*Problem statement*
Output only the count of lines that contain "故B项正确".

*Input*
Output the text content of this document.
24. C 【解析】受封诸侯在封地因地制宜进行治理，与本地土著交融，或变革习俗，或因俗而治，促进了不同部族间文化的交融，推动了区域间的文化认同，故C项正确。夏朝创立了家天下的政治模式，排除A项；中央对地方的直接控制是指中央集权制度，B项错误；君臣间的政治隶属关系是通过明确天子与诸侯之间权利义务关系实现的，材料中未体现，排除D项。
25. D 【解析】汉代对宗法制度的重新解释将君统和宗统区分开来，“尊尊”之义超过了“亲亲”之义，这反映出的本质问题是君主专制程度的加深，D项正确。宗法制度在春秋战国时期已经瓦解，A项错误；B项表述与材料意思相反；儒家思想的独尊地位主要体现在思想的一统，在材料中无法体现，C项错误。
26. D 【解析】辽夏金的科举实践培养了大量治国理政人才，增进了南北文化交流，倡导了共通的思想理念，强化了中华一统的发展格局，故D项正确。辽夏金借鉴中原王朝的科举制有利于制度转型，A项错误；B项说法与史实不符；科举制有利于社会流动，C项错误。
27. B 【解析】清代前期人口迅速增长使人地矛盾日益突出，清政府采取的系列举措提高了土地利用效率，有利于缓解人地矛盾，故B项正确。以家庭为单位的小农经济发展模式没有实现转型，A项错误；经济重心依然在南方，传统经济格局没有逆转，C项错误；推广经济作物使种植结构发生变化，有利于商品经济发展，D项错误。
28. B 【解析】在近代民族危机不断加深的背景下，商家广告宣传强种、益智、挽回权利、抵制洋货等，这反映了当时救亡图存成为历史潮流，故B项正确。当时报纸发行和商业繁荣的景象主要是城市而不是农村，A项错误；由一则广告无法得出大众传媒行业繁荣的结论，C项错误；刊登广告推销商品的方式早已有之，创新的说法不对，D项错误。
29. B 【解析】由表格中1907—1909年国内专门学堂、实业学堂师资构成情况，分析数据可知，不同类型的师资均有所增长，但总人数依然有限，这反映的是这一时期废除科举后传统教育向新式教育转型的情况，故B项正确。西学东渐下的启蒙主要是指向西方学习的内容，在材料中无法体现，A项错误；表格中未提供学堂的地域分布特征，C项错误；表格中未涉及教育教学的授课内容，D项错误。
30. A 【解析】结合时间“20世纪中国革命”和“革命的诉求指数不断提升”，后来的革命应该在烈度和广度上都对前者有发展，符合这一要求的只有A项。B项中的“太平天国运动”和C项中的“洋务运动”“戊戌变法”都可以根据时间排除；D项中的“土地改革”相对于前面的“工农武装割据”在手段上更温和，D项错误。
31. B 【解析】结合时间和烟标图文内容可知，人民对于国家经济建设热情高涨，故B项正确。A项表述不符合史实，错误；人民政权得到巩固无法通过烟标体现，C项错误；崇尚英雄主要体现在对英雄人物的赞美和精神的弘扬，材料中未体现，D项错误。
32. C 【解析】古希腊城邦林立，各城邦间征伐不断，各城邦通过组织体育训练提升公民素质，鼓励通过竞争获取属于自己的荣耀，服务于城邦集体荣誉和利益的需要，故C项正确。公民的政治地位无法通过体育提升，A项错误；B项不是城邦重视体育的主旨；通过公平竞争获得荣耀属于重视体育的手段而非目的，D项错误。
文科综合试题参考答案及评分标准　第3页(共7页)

*Right answer*
4